> [Work required]:
Only the images get left out; everything else in the records is to be transcribed exactly.
#####
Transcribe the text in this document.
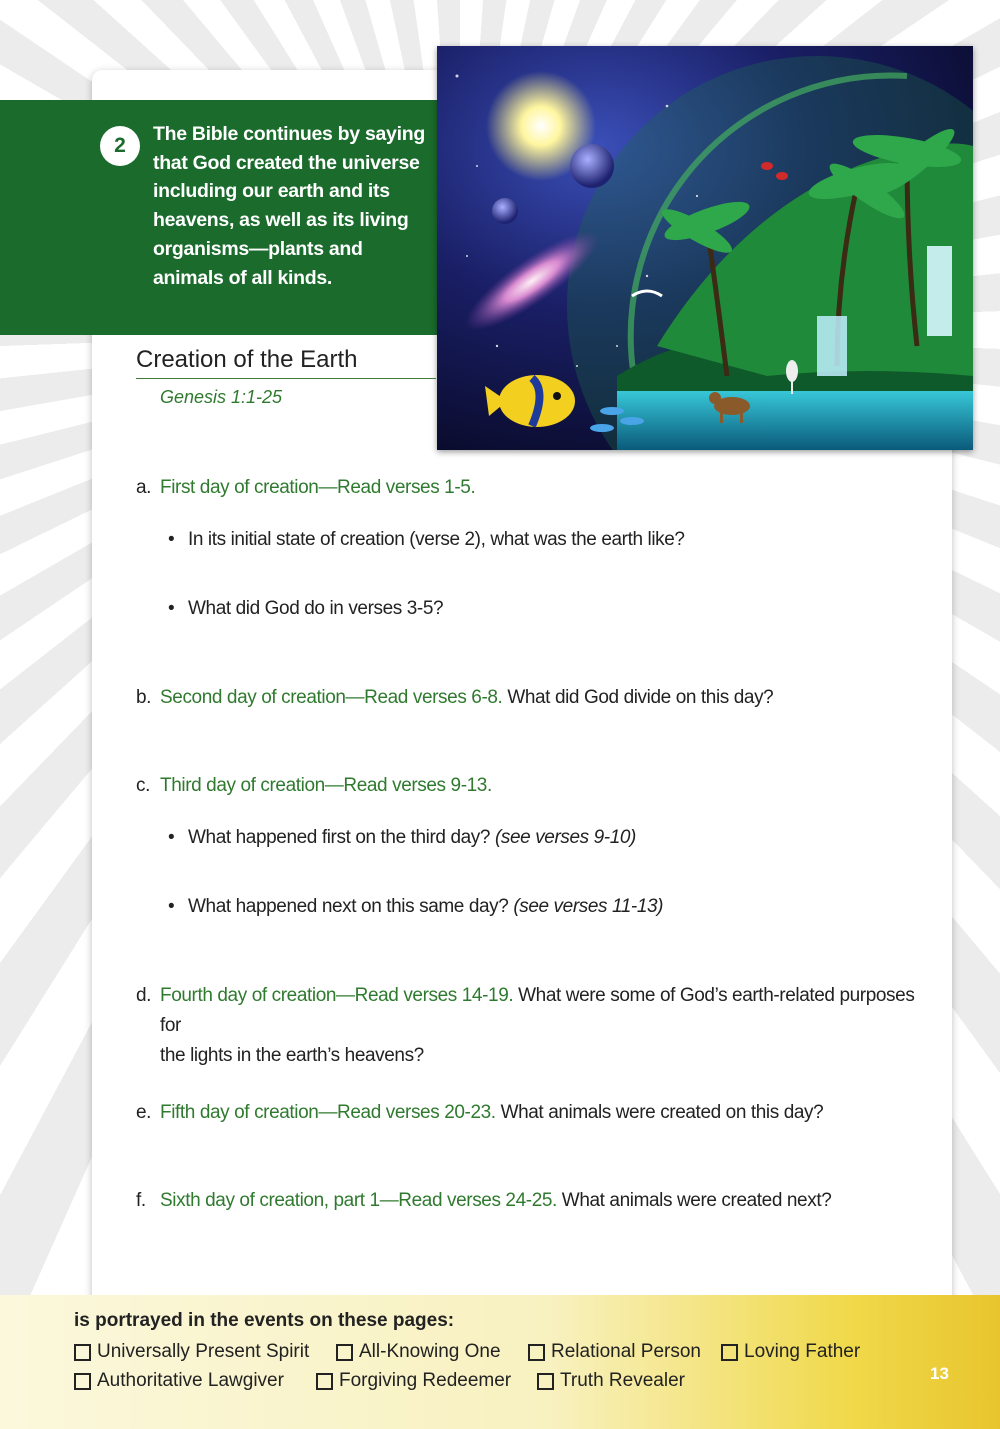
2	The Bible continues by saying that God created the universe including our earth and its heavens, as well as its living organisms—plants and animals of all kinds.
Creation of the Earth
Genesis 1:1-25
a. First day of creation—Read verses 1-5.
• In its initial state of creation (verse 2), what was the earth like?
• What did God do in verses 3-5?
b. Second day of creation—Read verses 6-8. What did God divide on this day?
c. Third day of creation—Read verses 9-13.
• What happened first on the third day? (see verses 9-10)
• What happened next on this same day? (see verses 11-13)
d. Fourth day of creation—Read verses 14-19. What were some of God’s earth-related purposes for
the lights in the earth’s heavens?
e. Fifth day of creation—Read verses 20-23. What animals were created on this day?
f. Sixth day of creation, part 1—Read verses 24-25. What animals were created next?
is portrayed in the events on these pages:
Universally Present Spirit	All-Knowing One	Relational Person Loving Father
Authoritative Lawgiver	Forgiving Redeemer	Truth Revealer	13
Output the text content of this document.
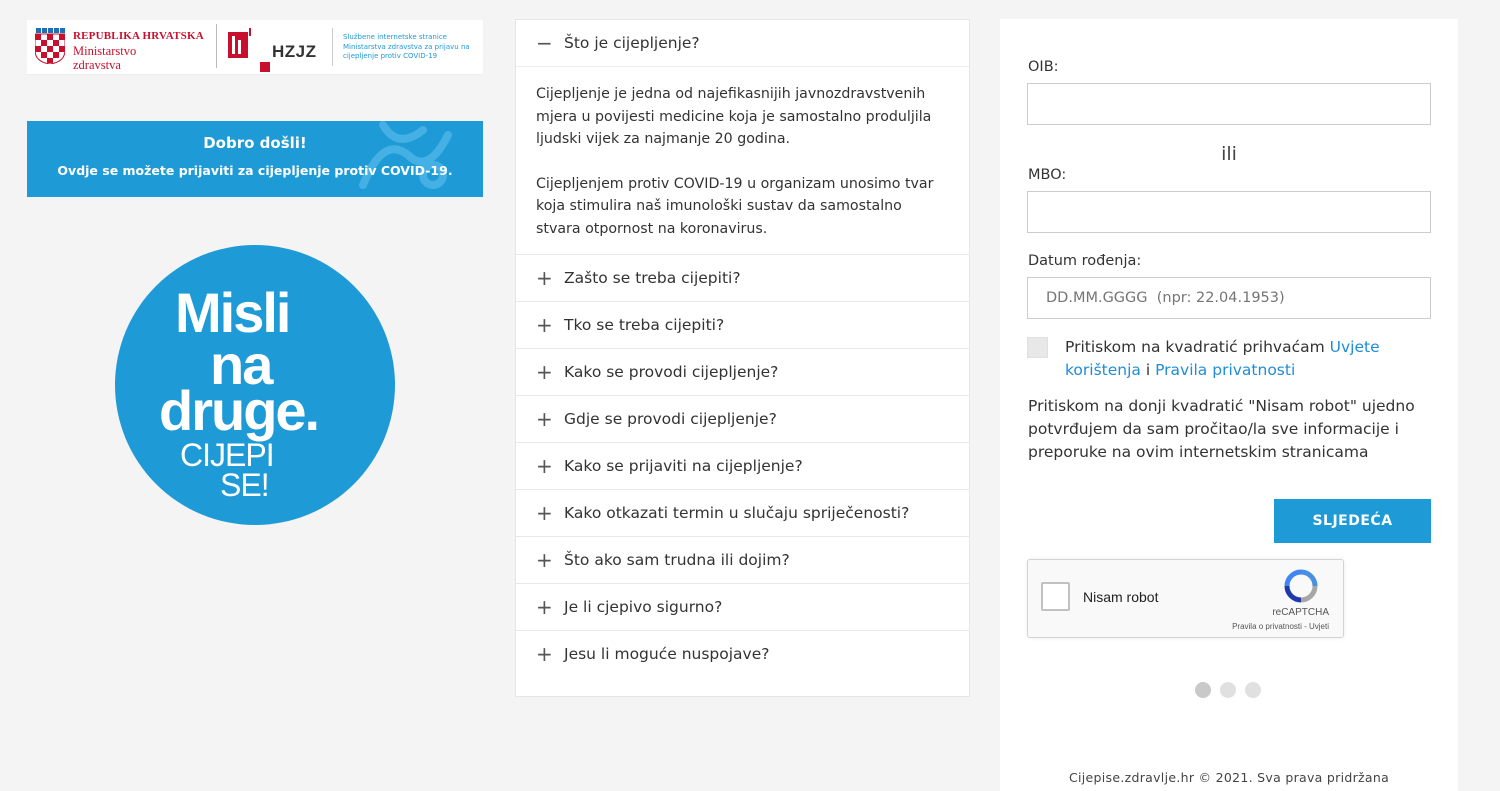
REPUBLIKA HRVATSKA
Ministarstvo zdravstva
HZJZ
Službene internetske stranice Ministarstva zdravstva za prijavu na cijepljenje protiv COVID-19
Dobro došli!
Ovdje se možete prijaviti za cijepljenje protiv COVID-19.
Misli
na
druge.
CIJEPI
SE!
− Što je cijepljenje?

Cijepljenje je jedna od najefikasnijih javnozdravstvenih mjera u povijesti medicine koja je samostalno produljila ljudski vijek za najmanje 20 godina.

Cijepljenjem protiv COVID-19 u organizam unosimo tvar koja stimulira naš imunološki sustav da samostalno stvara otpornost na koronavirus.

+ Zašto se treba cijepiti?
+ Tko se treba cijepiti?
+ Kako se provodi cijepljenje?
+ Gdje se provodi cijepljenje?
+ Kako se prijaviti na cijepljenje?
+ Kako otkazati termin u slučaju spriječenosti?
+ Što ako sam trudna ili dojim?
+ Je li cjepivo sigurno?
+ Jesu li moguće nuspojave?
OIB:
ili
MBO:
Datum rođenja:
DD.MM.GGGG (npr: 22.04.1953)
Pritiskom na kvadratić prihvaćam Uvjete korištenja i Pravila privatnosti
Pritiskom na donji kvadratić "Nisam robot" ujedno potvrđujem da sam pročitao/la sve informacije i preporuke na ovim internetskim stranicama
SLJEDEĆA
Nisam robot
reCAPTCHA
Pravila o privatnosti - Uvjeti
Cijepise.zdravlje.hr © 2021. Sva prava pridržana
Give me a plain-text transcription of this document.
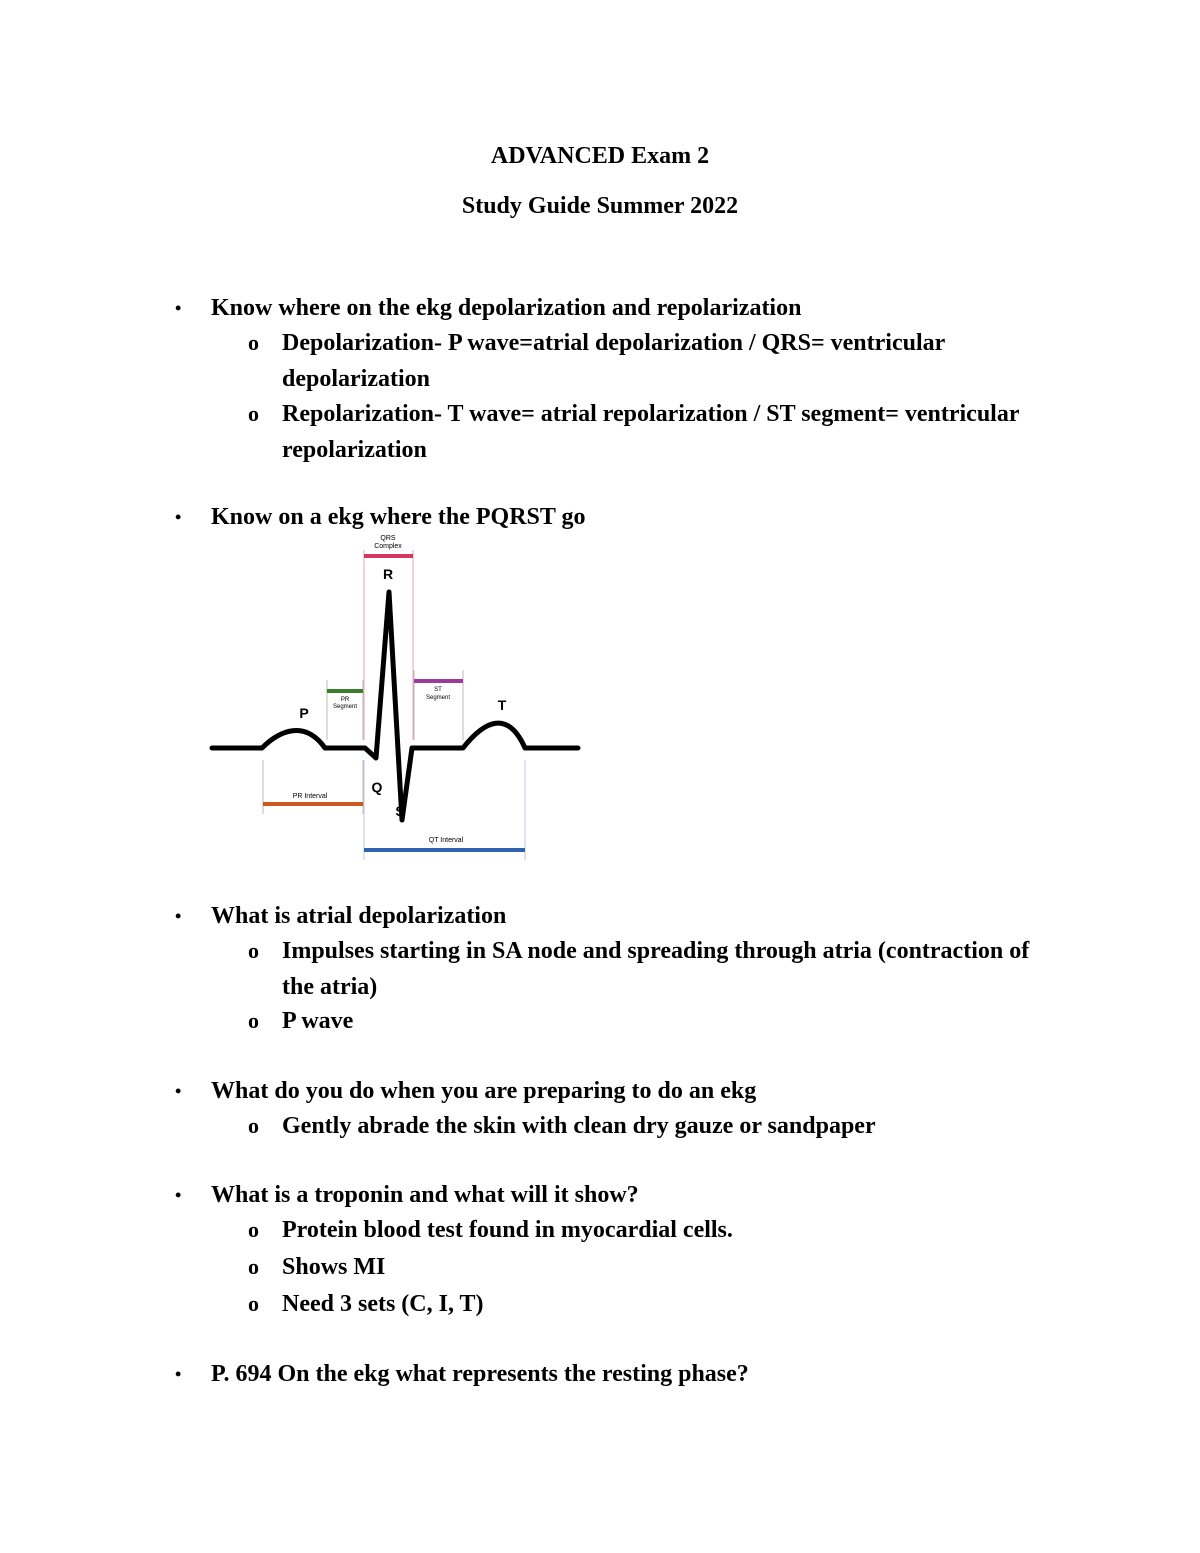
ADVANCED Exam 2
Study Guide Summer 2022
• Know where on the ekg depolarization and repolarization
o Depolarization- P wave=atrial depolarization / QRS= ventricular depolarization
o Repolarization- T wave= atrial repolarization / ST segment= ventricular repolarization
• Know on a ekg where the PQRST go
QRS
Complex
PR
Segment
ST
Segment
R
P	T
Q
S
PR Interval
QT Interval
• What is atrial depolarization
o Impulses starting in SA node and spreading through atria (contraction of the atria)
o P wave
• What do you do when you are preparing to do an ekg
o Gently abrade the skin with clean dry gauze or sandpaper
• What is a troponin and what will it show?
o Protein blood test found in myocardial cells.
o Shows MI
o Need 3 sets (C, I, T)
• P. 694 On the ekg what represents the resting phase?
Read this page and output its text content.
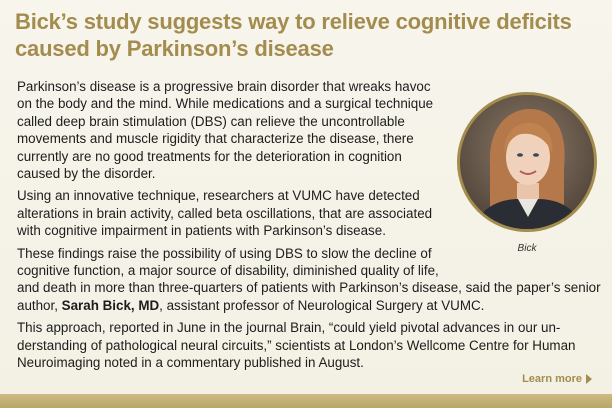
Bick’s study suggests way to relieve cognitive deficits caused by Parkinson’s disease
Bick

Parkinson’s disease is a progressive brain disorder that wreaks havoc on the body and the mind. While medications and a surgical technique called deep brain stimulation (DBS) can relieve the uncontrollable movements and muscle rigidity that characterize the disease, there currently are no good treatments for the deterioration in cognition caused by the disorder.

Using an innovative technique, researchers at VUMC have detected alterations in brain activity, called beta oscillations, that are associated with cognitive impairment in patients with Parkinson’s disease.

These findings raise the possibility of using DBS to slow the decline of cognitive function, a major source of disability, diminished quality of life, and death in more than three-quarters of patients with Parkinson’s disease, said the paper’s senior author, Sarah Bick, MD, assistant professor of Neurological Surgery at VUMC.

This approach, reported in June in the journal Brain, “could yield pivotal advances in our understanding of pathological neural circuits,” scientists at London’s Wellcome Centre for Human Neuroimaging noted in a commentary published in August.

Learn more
#####
> [Output of the task]:
Transcribe the text in this document.
2	The Bible continues by saying that God created the universe including our earth and its heavens, as well as its living organisms—plants and animals of all kinds.
Creation of the Earth
Genesis 1:1-25
a. First day of creation—Read verses 1-5.
• In its initial state of creation (verse 2), what was the earth like?
• What did God do in verses 3-5?
b. Second day of creation—Read verses 6-8. What did God divide on this day?
c. Third day of creation—Read verses 9-13.
• What happened first on the third day? (see verses 9-10)
• What happened next on this same day? (see verses 11-13)
d. Fourth day of creation—Read verses 14-19. What were some of God’s earth-related purposes for
the lights in the earth’s heavens?
e. Fifth day of creation—Read verses 20-23. What animals were created on this day?
f. Sixth day of creation, part 1—Read verses 24-25. What animals were created next?
is portrayed in the events on these pages:
Universally Present Spirit	All-Knowing One	Relational Person Loving Father
Authoritative Lawgiver	Forgiving Redeemer	Truth Revealer	13
Output the text content of this document.
REPUBLIKA HRVATSKA
Ministarstvo zdravstva
HZJZ
Službene internetske stranice Ministarstva zdravstva za prijavu na cijepljenje protiv COVID-19
Dobro došli!
Ovdje se možete prijaviti za cijepljenje protiv COVID-19.
Misli
na
druge.
CIJEPI
SE!
− Što je cijepljenje?

Cijepljenje je jedna od najefikasnijih javnozdravstvenih mjera u povijesti medicine koja je samostalno produljila ljudski vijek za najmanje 20 godina.

Cijepljenjem protiv COVID-19 u organizam unosimo tvar koja stimulira naš imunološki sustav da samostalno stvara otpornost na koronavirus.

+ Zašto se treba cijepiti?
+ Tko se treba cijepiti?
+ Kako se provodi cijepljenje?
+ Gdje se provodi cijepljenje?
+ Kako se prijaviti na cijepljenje?
+ Kako otkazati termin u slučaju spriječenosti?
+ Što ako sam trudna ili dojim?
+ Je li cjepivo sigurno?
+ Jesu li moguće nuspojave?
OIB:
ili
MBO:
Datum rođenja:
DD.MM.GGGG (npr: 22.04.1953)
Pritiskom na kvadratić prihvaćam Uvjete korištenja i Pravila privatnosti
Pritiskom na donji kvadratić "Nisam robot" ujedno potvrđujem da sam pročitao/la sve informacije i preporuke na ovim internetskim stranicama
SLJEDEĆA
Nisam robot
reCAPTCHA
Pravila o privatnosti - Uvjeti
Cijepise.zdravlje.hr © 2021. Sva prava pridržana
Give me a plain-text transcription of this document.
ADVANCED Exam 2
Study Guide Summer 2022
• Know where on the ekg depolarization and repolarization
o Depolarization- P wave=atrial depolarization / QRS= ventricular depolarization
o Repolarization- T wave= atrial repolarization / ST segment= ventricular repolarization
• Know on a ekg where the PQRST go
QRS
Complex
PR
Segment
ST
Segment
R
P	T
Q
S
PR Interval
QT Interval
• What is atrial depolarization
o Impulses starting in SA node and spreading through atria (contraction of the atria)
o P wave
• What do you do when you are preparing to do an ekg
o Gently abrade the skin with clean dry gauze or sandpaper
• What is a troponin and what will it show?
o Protein blood test found in myocardial cells.
o Shows MI
o Need 3 sets (C, I, T)
• P. 694 On the ekg what represents the resting phase?
Read this page and output its text content.
Bick’s study suggests way to relieve cognitive deficits caused by Parkinson’s disease
Bick

Parkinson’s disease is a progressive brain disorder that wreaks havoc on the body and the mind. While medications and a surgical technique called deep brain stimulation (DBS) can relieve the uncontrollable movements and muscle rigidity that characterize the disease, there currently are no good treatments for the deterioration in cognition caused by the disorder.

Using an innovative technique, researchers at VUMC have detected alterations in brain activity, called beta oscillations, that are associated with cognitive impairment in patients with Parkinson’s disease.

These findings raise the possibility of using DBS to slow the decline of cognitive function, a major source of disability, diminished quality of life, and death in more than three-quarters of patients with Parkinson’s disease, said the paper’s senior author, Sarah Bick, MD, assistant professor of Neurological Surgery at VUMC.

This approach, reported in June in the journal Brain, “could yield pivotal advances in our understanding of pathological neural circuits,” scientists at London’s Wellcome Centre for Human Neuroimaging noted in a commentary published in August.

Learn more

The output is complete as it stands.